* **Challenge A**: The post about getting married quotes some of the objections the couple heard between their engagement and their wedding. List each of these quoted objections.

* **Passage shown**:
Revolutionary, Getting Married.

I’m taking a break from theology for a little bit here, because there’s something that’s been on my mind lately.

I got married when I was eighteen years old, to a wonderful 21-year-old man.

And, without much surprise, most people did not approve of our very young marriage.

Let me back up a bit first.

The school I go to has a reputation of young, quick marriages. The phrases “ring by spring” and “no one dates around here, they’re either single or engaged” get thrown around with so much regularity that one would think it isn’t a school as much as a four-year-long speed dating event (which, I guess, is kind of contradictory). This has gone so far that I’m actually surprised to see couples who have been together for more than a month still listed as “in a relationship” with each other instead of “engaged” on facebook. I’ve had multiple girlfriends say “I think he might be ‘the one'” after one date, and multiple guyfriends say “okay, so, goal for this semester: find me a girl” at the beginning of every term.

And I’m not condemning them. It’s completely natural to want to have a boyfriend or girlfriend, or even a spouse. I can say from personal experience that there is no other person who could even come close to loving me as much as, and in the same way as, my husband does. There is an innate element of Christ-likeness in married-love. And it’s awesome.

But it’s not the point of life.

Our lives are not about dating or getting married. Our lives are about being the hands and feet of Jesus. Marriage can be a part of that, but it’s not the focus. There’s only one wedding that we should define our lives by, and that is the one on the other side of eternity.

All of this goes to say that there is way too high of a push to get married as soon as possible at my school, especially considering that it is a “Christian institution,” and should thus have bigger and better things in mind.

So when my now-husband and I announced our engagement, the bulk of our community assumed that we were following in this track.

And, as much as most everyone seemed to perpetuate it, when the people getting married became their students, or children, or friends, they seemed to change their minds.

It’s as if they suddenly realized just how dangerous premature marriage can be.

Over the next eleven months between our engagement and our wedding, we heard choruses of “you’re too young–your brains aren’t fully developed yet” and “you’re not financially ready” and “you don’t know what he/she will be like in five, ten, twenty, fifty years–what if that person isn’t someone you love?” and many, many others.

All of these seemed so ridiculous to me.

First of all, I am a Bible and Theology major at a 40K+ per year school. I plan to go into the mission field, and I believe in a poverty, not prosperity, gospel. My husband was the same, except he majored in Reconciliation. So, we may not have been financially ready, but…we never will be. We’re always going to be flat broke. The time it would take for us to be significantly more financially ready for marriage would require another five to ten years of sitting around, being engaged. Which isn’t good for a relationship.

* **Challenge B**: In the records, swap every "chevron-right-icon" for "arrow-right-icon" in everything from the line containing "- notification-card-icon: [49, 710, 101, 762]" down through the end of the records, changing nothing else. Give only those lines.

* **Supplied information**:
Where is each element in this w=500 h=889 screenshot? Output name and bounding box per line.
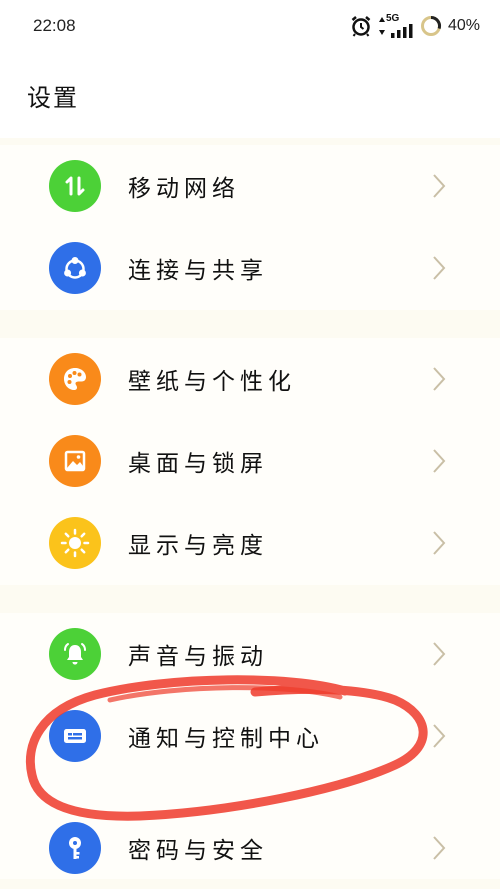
- notification-card-icon: [49, 710, 101, 762]
- settings-item-label: 通知与控制中心: [128, 726, 324, 752]
- data-arrows-icon: [378, 17, 385, 35]
- header: 设置: [0, 56, 500, 138]
- network-type-label: 5G: [385, 13, 400, 24]
- page-title: 设置: [27, 84, 79, 112]
- settings-item-mobile-network[interactable]: 移动网络: [0, 145, 500, 227]
- chevron-right-icon: [433, 367, 446, 391]
- settings-item-sound-vibration[interactable]: 声音与振动: [0, 613, 500, 695]
- sun-icon: [49, 517, 101, 569]
- status-icons: 5G 40%: [350, 12, 480, 40]
- share-icon: [49, 242, 101, 294]
- settings-item-connection-sharing[interactable]: 连接与共享: [0, 227, 500, 309]
- settings-item-wallpaper-personalization[interactable]: 壁纸与个性化: [0, 338, 500, 420]
- chevron-right-icon: [433, 449, 446, 473]
- chevron-right-icon: [433, 724, 446, 748]
- settings-item-label: 显示与亮度: [128, 533, 268, 559]
- key-icon: [49, 822, 101, 874]
- settings-item-label: 连接与共享: [128, 258, 268, 284]
- chevron-right-icon: [433, 256, 446, 280]
- chevron-right-icon: [433, 642, 446, 666]
- bell-icon: [49, 628, 101, 680]
- status-bar: 22:08 5G 40%: [0, 0, 500, 56]
- palette-icon: [49, 353, 101, 405]
- chevron-right-icon: [433, 836, 446, 860]
- status-time: 22:08: [33, 16, 76, 35]
- settings-item-desktop-lockscreen[interactable]: 桌面与锁屏: [0, 420, 500, 502]
- settings-item-password-security[interactable]: 密码与安全: [0, 807, 500, 889]
- chevron-right-icon: [433, 174, 446, 198]
- network-type-indicator: 5G: [378, 13, 414, 38]
- picture-icon: [49, 435, 101, 487]
- alarm-icon: [351, 16, 371, 37]
- signal-icon: [390, 24, 413, 38]
- settings-item-label: 移动网络: [128, 176, 240, 202]
- settings-item-label: 密码与安全: [128, 838, 268, 864]
- settings-item-label: 声音与振动: [128, 644, 268, 670]
- settings-item-display-brightness[interactable]: 显示与亮度: [0, 502, 500, 584]
- battery-ring-icon: [420, 16, 441, 36]
- settings-item-label: 壁纸与个性化: [128, 369, 296, 395]
- settings-item-notification-control-center[interactable]: 通知与控制中心: [0, 695, 500, 777]
- settings-item-label: 桌面与锁屏: [128, 451, 268, 477]
- battery-percent: 40%: [447, 17, 480, 34]
- chevron-right-icon: [433, 531, 446, 555]
- mobile-network-icon: [49, 160, 101, 212]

* **Final result A**:
1. "you're too young–your brains aren't fully developed yet"
2. "you're not financially ready"
3. "you don't know what he/she will be like in five, ten, twenty, fifty years–what if that person isn't someone you love?"

* **Final result B**:
- notification-card-icon: [49, 710, 101, 762]
- settings-item-label: 通知与控制中心: [128, 726, 324, 752]
- data-arrows-icon: [378, 17, 385, 35]
- header: 设置: [0, 56, 500, 138]
- network-type-label: 5G: [385, 13, 400, 24]
- page-title: 设置: [27, 84, 79, 112]
- settings-item-mobile-network[interactable]: 移动网络: [0, 145, 500, 227]
- arrow-right-icon: [433, 367, 446, 391]
- settings-item-sound-vibration[interactable]: 声音与振动: [0, 613, 500, 695]
- sun-icon: [49, 517, 101, 569]
- status-icons: 5G 40%: [350, 12, 480, 40]
- share-icon: [49, 242, 101, 294]
- settings-item-connection-sharing[interactable]: 连接与共享: [0, 227, 500, 309]
- settings-item-wallpaper-personalization[interactable]: 壁纸与个性化: [0, 338, 500, 420]
- arrow-right-icon: [433, 449, 446, 473]
- arrow-right-icon: [433, 724, 446, 748]
- settings-item-label: 显示与亮度: [128, 533, 268, 559]
- key-icon: [49, 822, 101, 874]
- settings-item-label: 连接与共享: [128, 258, 268, 284]
- arrow-right-icon: [433, 256, 446, 280]
- arrow-right-icon: [433, 642, 446, 666]
- bell-icon: [49, 628, 101, 680]
- status-bar: 22:08 5G 40%: [0, 0, 500, 56]
- palette-icon: [49, 353, 101, 405]
- arrow-right-icon: [433, 836, 446, 860]
- status-time: 22:08: [33, 16, 76, 35]
- settings-item-desktop-lockscreen[interactable]: 桌面与锁屏: [0, 420, 500, 502]
- settings-item-password-security[interactable]: 密码与安全: [0, 807, 500, 889]
- arrow-right-icon: [433, 174, 446, 198]
- network-type-indicator: 5G: [378, 13, 414, 38]
- picture-icon: [49, 435, 101, 487]
- alarm-icon: [351, 16, 371, 37]
- signal-icon: [390, 24, 413, 38]
- settings-item-label: 移动网络: [128, 176, 240, 202]
- settings-item-label: 密码与安全: [128, 838, 268, 864]
- settings-item-label: 声音与振动: [128, 644, 268, 670]
- settings-item-display-brightness[interactable]: 显示与亮度: [0, 502, 500, 584]
- battery-ring-icon: [420, 16, 441, 36]
- settings-item-label: 壁纸与个性化: [128, 369, 296, 395]
- settings-item-notification-control-center[interactable]: 通知与控制中心: [0, 695, 500, 777]
- settings-item-label: 桌面与锁屏: [128, 451, 268, 477]
- battery-percent: 40%: [447, 17, 480, 34]
- arrow-right-icon: [433, 531, 446, 555]
- mobile-network-icon: [49, 160, 101, 212]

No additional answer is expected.